* **Challenge**:
Find the number of lines containing the string "open" in the data. Answer with the number by itself.

* **Dataset extract**:

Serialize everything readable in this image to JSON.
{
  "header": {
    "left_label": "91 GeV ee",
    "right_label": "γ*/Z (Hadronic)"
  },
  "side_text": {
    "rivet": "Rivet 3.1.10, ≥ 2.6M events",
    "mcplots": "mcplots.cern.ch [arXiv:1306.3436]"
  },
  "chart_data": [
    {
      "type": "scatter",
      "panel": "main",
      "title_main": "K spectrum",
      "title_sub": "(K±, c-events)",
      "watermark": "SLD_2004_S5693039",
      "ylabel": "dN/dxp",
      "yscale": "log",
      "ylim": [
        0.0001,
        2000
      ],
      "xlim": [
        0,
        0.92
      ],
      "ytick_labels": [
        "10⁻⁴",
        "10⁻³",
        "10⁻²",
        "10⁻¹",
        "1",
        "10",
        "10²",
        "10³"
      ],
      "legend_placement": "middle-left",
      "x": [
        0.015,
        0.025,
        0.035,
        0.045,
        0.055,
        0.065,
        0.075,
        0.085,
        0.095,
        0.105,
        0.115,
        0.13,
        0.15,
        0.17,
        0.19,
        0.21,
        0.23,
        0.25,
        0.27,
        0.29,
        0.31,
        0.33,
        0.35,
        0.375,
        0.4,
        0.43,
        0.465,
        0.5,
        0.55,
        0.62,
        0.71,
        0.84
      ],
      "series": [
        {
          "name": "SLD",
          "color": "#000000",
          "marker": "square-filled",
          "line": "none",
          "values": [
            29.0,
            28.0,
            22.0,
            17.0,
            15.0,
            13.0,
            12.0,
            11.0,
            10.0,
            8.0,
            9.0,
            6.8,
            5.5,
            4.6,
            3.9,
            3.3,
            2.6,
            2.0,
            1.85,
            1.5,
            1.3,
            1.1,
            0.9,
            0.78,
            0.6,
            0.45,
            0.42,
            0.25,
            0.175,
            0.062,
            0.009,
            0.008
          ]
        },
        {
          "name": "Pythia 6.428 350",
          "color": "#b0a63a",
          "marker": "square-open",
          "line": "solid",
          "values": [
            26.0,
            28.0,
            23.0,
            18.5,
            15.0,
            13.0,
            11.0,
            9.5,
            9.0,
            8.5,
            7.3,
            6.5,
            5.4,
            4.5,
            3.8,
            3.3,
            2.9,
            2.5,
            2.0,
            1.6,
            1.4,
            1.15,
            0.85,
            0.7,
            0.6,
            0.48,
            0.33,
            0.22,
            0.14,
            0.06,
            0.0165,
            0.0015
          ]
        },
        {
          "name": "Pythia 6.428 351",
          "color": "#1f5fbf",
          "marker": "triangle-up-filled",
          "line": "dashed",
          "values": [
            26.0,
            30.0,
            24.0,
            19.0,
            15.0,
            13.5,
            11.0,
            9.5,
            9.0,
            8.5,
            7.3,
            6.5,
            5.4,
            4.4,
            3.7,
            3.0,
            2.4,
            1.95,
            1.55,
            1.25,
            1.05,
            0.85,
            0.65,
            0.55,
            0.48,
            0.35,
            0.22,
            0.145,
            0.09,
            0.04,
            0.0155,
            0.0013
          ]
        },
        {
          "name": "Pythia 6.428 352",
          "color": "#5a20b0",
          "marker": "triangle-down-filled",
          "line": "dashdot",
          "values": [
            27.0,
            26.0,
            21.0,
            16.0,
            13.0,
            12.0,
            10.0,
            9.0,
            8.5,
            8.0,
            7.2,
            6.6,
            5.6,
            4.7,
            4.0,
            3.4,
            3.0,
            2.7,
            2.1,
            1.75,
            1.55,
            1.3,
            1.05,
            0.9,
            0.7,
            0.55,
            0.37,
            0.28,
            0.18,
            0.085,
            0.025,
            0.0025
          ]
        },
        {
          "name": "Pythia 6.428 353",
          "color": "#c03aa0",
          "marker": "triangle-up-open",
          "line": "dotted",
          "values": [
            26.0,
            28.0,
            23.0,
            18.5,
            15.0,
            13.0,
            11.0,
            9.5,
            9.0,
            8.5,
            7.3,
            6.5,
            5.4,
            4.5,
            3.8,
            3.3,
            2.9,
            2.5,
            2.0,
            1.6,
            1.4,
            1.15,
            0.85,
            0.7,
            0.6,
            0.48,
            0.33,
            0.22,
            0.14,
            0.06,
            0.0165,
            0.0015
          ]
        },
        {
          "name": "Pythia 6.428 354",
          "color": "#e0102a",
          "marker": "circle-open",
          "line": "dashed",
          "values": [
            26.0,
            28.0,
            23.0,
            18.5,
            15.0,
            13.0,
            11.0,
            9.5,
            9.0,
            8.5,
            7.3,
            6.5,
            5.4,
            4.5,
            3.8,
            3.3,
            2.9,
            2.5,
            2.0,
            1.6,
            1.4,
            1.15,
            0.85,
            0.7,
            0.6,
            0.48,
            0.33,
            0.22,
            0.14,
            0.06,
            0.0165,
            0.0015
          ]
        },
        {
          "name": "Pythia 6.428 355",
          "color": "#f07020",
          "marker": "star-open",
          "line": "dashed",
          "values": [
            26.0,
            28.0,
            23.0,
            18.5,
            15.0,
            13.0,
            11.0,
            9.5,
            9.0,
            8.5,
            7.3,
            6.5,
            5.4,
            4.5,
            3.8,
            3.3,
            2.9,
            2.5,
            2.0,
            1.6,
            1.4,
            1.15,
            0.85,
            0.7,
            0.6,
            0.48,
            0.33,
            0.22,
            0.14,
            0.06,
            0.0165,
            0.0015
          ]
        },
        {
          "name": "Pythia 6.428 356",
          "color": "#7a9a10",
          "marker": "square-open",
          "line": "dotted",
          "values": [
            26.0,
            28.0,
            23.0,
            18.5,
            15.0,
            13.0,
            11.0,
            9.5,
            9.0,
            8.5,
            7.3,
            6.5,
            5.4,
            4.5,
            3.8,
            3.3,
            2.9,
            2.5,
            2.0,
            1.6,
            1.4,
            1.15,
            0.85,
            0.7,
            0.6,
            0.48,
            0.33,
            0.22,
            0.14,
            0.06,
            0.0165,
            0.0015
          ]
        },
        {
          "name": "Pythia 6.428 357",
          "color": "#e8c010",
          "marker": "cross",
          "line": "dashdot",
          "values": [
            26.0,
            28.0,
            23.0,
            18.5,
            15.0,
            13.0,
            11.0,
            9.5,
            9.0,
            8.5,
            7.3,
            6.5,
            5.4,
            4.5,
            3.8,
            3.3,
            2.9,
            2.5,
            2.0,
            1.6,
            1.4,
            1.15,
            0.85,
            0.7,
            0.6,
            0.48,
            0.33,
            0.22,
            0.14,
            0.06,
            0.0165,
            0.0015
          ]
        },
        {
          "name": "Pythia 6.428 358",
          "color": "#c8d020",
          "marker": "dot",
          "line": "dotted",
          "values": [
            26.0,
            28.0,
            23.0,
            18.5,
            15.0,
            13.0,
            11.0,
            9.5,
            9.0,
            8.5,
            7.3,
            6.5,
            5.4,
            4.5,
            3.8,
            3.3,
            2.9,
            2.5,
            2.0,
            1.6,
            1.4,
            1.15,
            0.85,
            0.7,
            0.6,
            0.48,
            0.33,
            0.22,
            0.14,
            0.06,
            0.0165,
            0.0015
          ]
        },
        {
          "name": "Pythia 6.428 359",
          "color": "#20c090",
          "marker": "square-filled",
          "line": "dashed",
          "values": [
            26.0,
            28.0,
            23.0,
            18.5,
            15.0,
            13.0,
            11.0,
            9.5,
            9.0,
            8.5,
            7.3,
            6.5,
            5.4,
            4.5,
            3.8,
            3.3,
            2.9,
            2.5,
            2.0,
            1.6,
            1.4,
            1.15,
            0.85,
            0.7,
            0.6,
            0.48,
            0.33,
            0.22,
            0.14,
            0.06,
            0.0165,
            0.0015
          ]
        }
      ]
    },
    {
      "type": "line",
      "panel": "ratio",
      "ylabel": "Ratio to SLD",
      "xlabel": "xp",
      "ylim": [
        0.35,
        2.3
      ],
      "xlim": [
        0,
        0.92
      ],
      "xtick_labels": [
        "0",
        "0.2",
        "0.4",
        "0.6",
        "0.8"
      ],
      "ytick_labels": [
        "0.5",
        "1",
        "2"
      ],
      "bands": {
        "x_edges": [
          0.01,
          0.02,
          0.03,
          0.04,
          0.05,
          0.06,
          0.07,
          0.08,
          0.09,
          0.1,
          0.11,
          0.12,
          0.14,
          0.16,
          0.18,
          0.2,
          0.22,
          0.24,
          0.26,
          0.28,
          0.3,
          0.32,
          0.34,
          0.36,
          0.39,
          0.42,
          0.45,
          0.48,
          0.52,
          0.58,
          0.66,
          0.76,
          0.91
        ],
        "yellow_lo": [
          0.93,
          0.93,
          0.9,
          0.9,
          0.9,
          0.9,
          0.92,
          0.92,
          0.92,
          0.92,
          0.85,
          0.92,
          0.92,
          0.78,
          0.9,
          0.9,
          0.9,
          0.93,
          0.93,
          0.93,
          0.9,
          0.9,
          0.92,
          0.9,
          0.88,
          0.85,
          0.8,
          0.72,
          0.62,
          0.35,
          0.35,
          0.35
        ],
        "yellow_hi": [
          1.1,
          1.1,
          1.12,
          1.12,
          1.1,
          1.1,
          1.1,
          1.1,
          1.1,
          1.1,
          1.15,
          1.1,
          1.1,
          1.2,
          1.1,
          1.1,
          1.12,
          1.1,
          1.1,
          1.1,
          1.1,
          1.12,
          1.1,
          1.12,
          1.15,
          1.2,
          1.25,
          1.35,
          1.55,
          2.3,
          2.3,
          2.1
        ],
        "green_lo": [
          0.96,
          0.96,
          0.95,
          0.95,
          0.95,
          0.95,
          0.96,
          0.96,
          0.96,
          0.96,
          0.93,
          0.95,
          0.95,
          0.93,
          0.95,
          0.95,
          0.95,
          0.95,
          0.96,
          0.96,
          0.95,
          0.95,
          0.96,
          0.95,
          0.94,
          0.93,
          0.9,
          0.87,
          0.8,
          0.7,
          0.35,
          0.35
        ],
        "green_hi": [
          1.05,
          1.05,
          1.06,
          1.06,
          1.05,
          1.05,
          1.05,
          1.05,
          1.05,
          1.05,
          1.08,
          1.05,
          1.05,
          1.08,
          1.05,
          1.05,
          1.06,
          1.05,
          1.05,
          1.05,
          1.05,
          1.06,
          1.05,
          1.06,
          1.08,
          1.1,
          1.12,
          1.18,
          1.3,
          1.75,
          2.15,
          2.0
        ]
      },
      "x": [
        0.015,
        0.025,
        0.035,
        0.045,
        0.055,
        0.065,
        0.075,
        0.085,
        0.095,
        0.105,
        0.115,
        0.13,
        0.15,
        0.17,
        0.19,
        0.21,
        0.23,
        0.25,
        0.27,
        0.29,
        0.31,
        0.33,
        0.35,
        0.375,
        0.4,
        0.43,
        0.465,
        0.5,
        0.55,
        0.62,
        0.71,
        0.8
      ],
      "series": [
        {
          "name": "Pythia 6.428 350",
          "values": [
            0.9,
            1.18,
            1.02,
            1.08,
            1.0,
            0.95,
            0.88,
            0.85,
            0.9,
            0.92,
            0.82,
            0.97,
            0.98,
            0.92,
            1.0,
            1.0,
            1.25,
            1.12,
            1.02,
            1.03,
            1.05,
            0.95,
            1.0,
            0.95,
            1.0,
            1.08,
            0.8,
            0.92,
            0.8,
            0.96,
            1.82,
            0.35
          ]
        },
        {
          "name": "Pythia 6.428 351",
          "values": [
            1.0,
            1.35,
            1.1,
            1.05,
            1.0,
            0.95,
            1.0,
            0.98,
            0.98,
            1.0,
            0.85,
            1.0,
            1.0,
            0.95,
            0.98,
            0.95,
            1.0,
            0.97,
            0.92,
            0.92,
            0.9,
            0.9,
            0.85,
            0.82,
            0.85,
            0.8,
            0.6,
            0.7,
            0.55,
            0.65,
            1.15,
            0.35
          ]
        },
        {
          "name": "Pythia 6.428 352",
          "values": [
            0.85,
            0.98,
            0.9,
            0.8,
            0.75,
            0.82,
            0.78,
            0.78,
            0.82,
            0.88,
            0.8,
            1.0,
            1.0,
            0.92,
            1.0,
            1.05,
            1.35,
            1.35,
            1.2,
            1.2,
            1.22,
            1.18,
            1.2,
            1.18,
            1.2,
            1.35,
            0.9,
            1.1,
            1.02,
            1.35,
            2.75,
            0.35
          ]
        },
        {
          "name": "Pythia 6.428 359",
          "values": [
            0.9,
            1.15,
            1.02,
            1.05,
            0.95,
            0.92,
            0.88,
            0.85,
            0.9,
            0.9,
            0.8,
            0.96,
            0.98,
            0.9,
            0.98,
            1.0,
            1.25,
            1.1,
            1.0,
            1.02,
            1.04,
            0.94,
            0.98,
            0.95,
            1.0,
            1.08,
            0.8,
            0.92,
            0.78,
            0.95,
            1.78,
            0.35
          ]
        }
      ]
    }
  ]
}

* **Exercise solution**:
5